▶ Given instruction:
Pull out every line of the listing below where "text" appears.

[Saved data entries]
^^^^^^^^^^^^^^^^
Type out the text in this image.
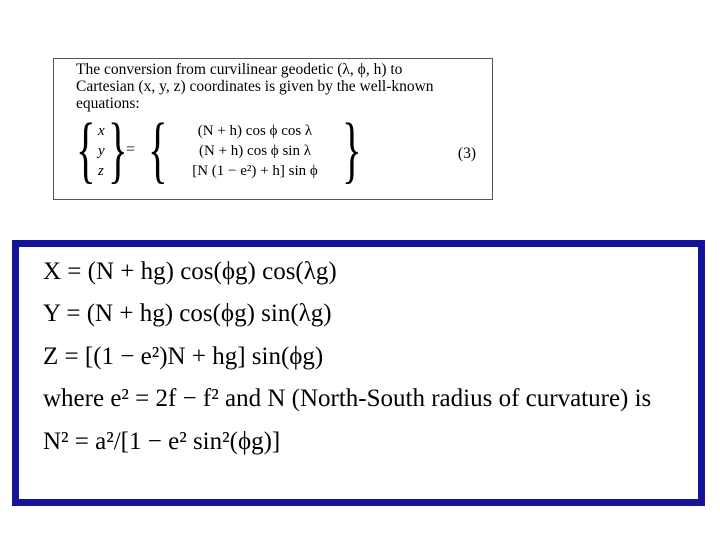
The conversion from curvilinear geodetic (λ, ϕ, h) to
Cartesian (x, y, z) coordinates is given by the well-known
equations:
{ x
y
z }
= {	(N + h) cos ϕ cos λ
(N + h) cos ϕ sin λ
[N (1 − e²) + h] sin ϕ }	(3)
X = (N + hg) cos(ϕg) cos(λg)
Y = (N + hg) cos(ϕg) sin(λg)
Z = [(1 − e²)N + hg] sin(ϕg)
where e² = 2f − f² and N (North-South radius of curvature) is
N² = a²/[1 − e² sin²(ϕg)]
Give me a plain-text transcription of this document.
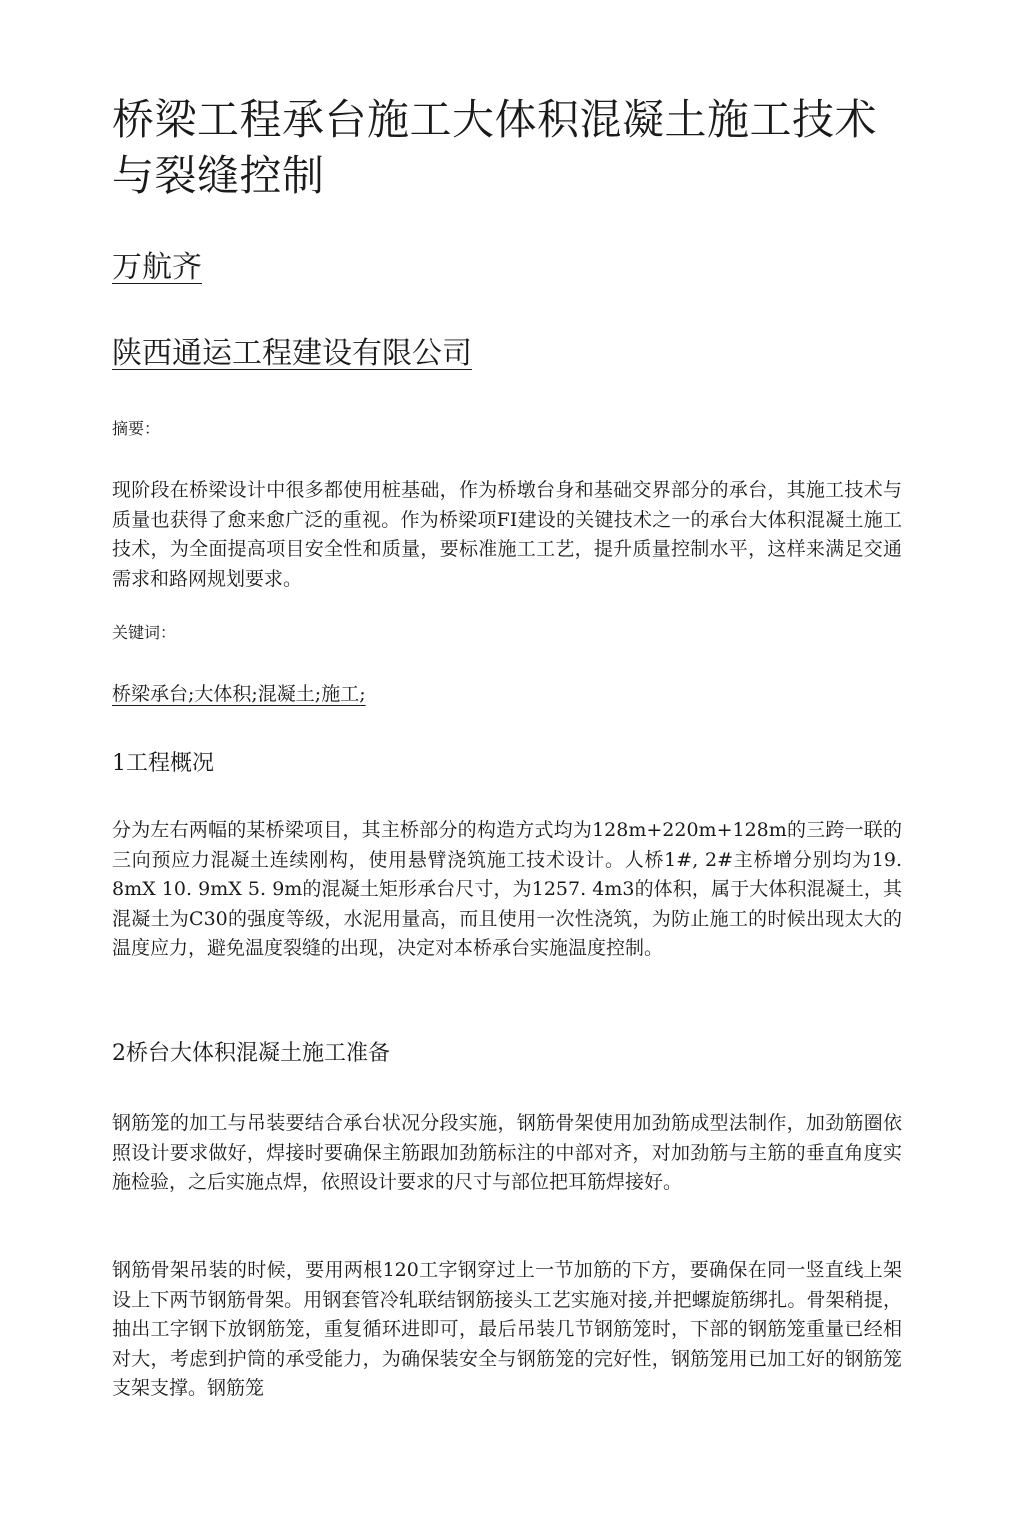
桥梁工程承台施工大体积混凝土施工技术与裂缝控制
万航齐
陕西通运工程建设有限公司
摘要：

现阶段在桥梁设计中很多都使用桩基础，作为桥墩台身和基础交界部分的承台，其施工技术与质量也获得了愈来愈广泛的重视。作为桥梁项FI建设的关键技术之一的承台大体积混凝土施工技术，为全面提高项目安全性和质量，要标准施工工艺，提升质量控制水平，这样来满足交通需求和路网规划要求。

关键词：

桥梁承台;大体积;混凝土;施工;

1工程概况

分为左右两幅的某桥梁项目，其主桥部分的构造方式均为128m+220m+128m的三跨一联的三向预应力混凝土连续刚构，使用悬臂浇筑施工技术设计。人桥1#, 2#主桥增分别均为19. 8mX 10. 9mX 5. 9m的混凝土矩形承台尺寸，为1257. 4m3的体积，属于大体积混凝土，其混凝土为C30的强度等级，水泥用量高，而且使用一次性浇筑，为防止施工的时候出现太大的温度应力，避免温度裂缝的出现，决定对本桥承台实施温度控制。

2桥台大体积混凝土施工准备

钢筋笼的加工与吊装要结合承台状况分段实施，钢筋骨架使用加劲筋成型法制作，加劲筋圈依照设计要求做好，焊接时要确保主筋跟加劲筋标注的中部对齐，对加劲筋与主筋的垂直角度实施检验，之后实施点焊，依照设计要求的尺寸与部位把耳筋焊接好。

钢筋骨架吊装的时候，要用两根120工字钢穿过上一节加筋的下方，要确保在同一竖直线上架设上下两节钢筋骨架。用钢套管冷轧联结钢筋接头工艺实施对接,并把螺旋筋绑扎。骨架稍提，抽出工字钢下放钢筋笼，重复循环进即可，最后吊装几节钢筋笼时，下部的钢筋笼重量已经相对大，考虑到护筒的承受能力，为确保装安全与钢筋笼的完好性，钢筋笼用已加工好的钢筋笼支架支撑。钢筋笼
^^^^^^^^^^^^^^^^
▶ Full answer:
Type out the text in this image.
Give me a plain-text transcription of this document.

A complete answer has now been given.